- Job -
From the entries below, extract every line that includes the word "this".
BEGIN Provided data
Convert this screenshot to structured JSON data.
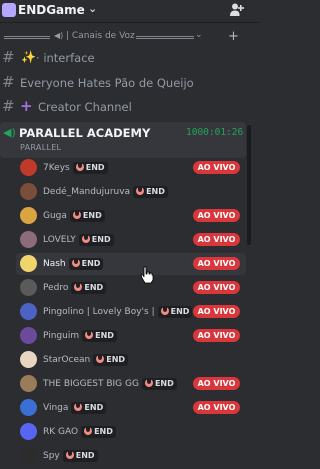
{
  "server": {
    "name": "ENDGame",
    "logo_color": "#b7a6ff"
  },
  "category": {
    "label": "| Canais de Voz"
  },
  "channels": [
    {
      "label": "interface",
      "prefix": "✨ ·"
    },
    {
      "label": "Everyone Hates Pão de Queijo"
    },
    {
      "label": "Creator Channel"
    }
  ],
  "active_channel": {
    "name": "PARALLEL ACADEMY",
    "timer": "1000:01:26",
    "subtitle": "PARALLEL"
  },
  "tag_label": "END",
  "live_label": "AO VIVO",
  "members": [
    {
      "name": "7Keys",
      "live": true,
      "color": "#c0392b"
    },
    {
      "name": "Dedé_Mandujuruva",
      "live": false,
      "color": "#7a4f3a"
    },
    {
      "name": "Guga",
      "live": true,
      "color": "#d9a441"
    },
    {
      "name": "LOVELY",
      "live": true,
      "color": "#8c6b7a"
    },
    {
      "name": "Nash",
      "live": true,
      "color": "#f0d56b",
      "hover": true
    },
    {
      "name": "Pedro",
      "live": true,
      "color": "#5a5a5a"
    },
    {
      "name": "Pingolino | Lovely Boy's |",
      "live": true,
      "color": "#4a63c4"
    },
    {
      "name": "Pinguim",
      "live": true,
      "color": "#6b4a9c"
    },
    {
      "name": "StarOcean",
      "live": false,
      "color": "#e8d6c2"
    },
    {
      "name": "THE BIGGEST BIG GG",
      "live": true,
      "color": "#9a7b5a"
    },
    {
      "name": "Vinga",
      "live": true,
      "color": "#3a6fd4"
    },
    {
      "name": "RK GAO",
      "live": false,
      "color": "#5865f2"
    },
    {
      "name": "Spy",
      "live": false,
      "color": "#2c2c2c"
    }
  ],
  "colors": {
    "live": "#da373c",
    "voice_green": "#23a559",
    "background": "#2b2d31"
  },
  "icons": [
    "add-member-icon",
    "speaker-icon",
    "hash-icon",
    "plus-icon",
    "chevron-down-icon",
    "cursor-hand-icon"
  ]
}
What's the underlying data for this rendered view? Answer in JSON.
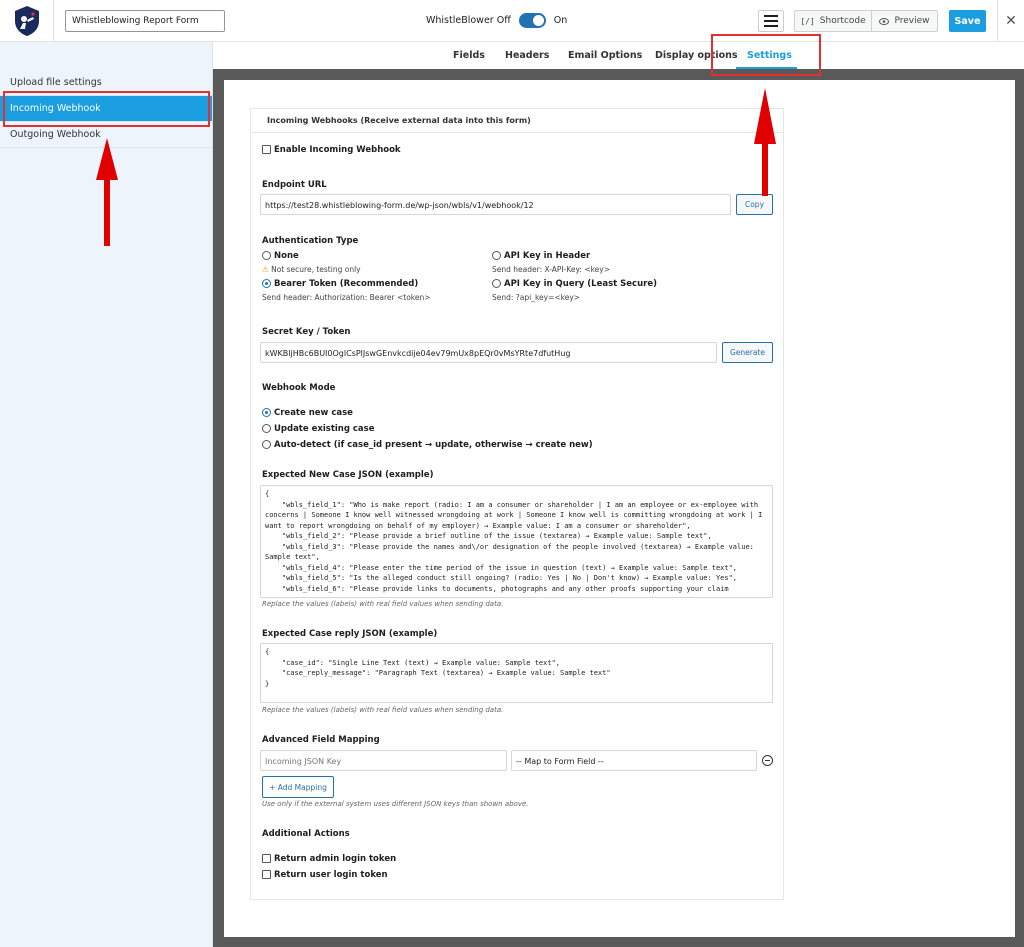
{
  "header": {
    "form_title": "Whistleblowing Report Form",
    "toggle_label_off": "WhistleBlower Off",
    "toggle_label_on": "On",
    "shortcode_label": "Shortcode",
    "shortcode_icon_text": "[/]",
    "preview_label": "Preview",
    "save_label": "Save",
    "close_icon": "close-icon",
    "accent_color": "#1a9ee0"
  },
  "sidebar": {
    "items": [
      {
        "label": "Upload file settings",
        "active": false
      },
      {
        "label": "Incoming Webhook",
        "active": true
      },
      {
        "label": "Outgoing Webhook",
        "active": false
      }
    ]
  },
  "tabs": [
    {
      "label": "Fields",
      "active": false
    },
    {
      "label": "Headers",
      "active": false
    },
    {
      "label": "Email Options",
      "active": false
    },
    {
      "label": "Display options",
      "active": false
    },
    {
      "label": "Settings",
      "active": true
    }
  ],
  "panel": {
    "header": "Incoming Webhooks (Receive external data into this form)",
    "enable_label": "Enable Incoming Webhook",
    "endpoint": {
      "label": "Endpoint URL",
      "value": "https://test28.whistleblowing-form.de/wp-json/wbls/v1/webhook/12",
      "copy_label": "Copy"
    },
    "auth": {
      "label": "Authentication Type",
      "options": [
        {
          "label": "None",
          "hint": "Not secure, testing only",
          "selected": false
        },
        {
          "label": "API Key in Header",
          "hint": "Send header: X-API-Key: <key>",
          "selected": false
        },
        {
          "label": "Bearer Token (Recommended)",
          "hint": "Send header: Authorization: Bearer <token>",
          "selected": true
        },
        {
          "label": "API Key in Query (Least Secure)",
          "hint": "Send: ?api_key=<key>",
          "selected": false
        }
      ],
      "warning_icon": "warning-icon"
    },
    "secret": {
      "label": "Secret Key / Token",
      "value": "kWKBljHBc6BUI0OglCsPlJswGEnvkcdije04ev79mUx8pEQr0vMsYRte7dfutHug",
      "generate_label": "Generate"
    },
    "mode": {
      "label": "Webhook Mode",
      "options": [
        {
          "label": "Create new case",
          "selected": true
        },
        {
          "label": "Update existing case",
          "selected": false
        },
        {
          "label": "Auto-detect (if case_id present → update, otherwise → create new)",
          "selected": false
        }
      ]
    },
    "new_case_json": {
      "label": "Expected New Case JSON (example)",
      "content": "{\n    \"wbls_field_1\": \"Who is make report (radio: I am a consumer or shareholder | I am an employee or ex-employee with concerns | Someone I know well witnessed wrongdoing at work | Someone I know well is committing wrongdoing at work | I want to report wrongdoing on behalf of my employer) → Example value: I am a consumer or shareholder\",\n    \"wbls_field_2\": \"Please provide a brief outline of the issue (textarea) → Example value: Sample text\",\n    \"wbls_field_3\": \"Please provide the names and\\/or designation of the people involved (textarea) → Example value: Sample text\",\n    \"wbls_field_4\": \"Please enter the time period of the issue in question (text) → Example value: Sample text\",\n    \"wbls_field_5\": \"Is the alleged conduct still ongoing? (radio: Yes | No | Don't know) → Example value: Yes\",\n    \"wbls_field_6\": \"Please provide links to documents, photographs and any other proofs supporting your claim",
      "hint": "Replace the values (labels) with real field values when sending data."
    },
    "reply_json": {
      "label": "Expected Case reply JSON (example)",
      "content": "{\n    \"case_id\": \"Single Line Text (text) → Example value: Sample text\",\n    \"case_reply_message\": \"Paragraph Text (textarea) → Example value: Sample text\"\n}",
      "hint": "Replace the values (labels) with real field values when sending data."
    },
    "mapping": {
      "label": "Advanced Field Mapping",
      "key_placeholder": "Incoming JSON Key",
      "select_value": "-- Map to Form Field --",
      "add_label": "+ Add Mapping",
      "hint": "Use only if the external system uses different JSON keys than shown above."
    },
    "actions": {
      "label": "Additional Actions",
      "items": [
        {
          "label": "Return admin login token",
          "checked": false
        },
        {
          "label": "Return user login token",
          "checked": false
        }
      ]
    }
  },
  "annotations": {
    "highlight_color": "#e03131"
  }
}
END Provided data
- Finished answer -
Convert this screenshot to structured JSON data.
What's the underlying data for this rendered view? Answer in JSON.
    "header": "Incoming Webhooks (Receive external data into this form)",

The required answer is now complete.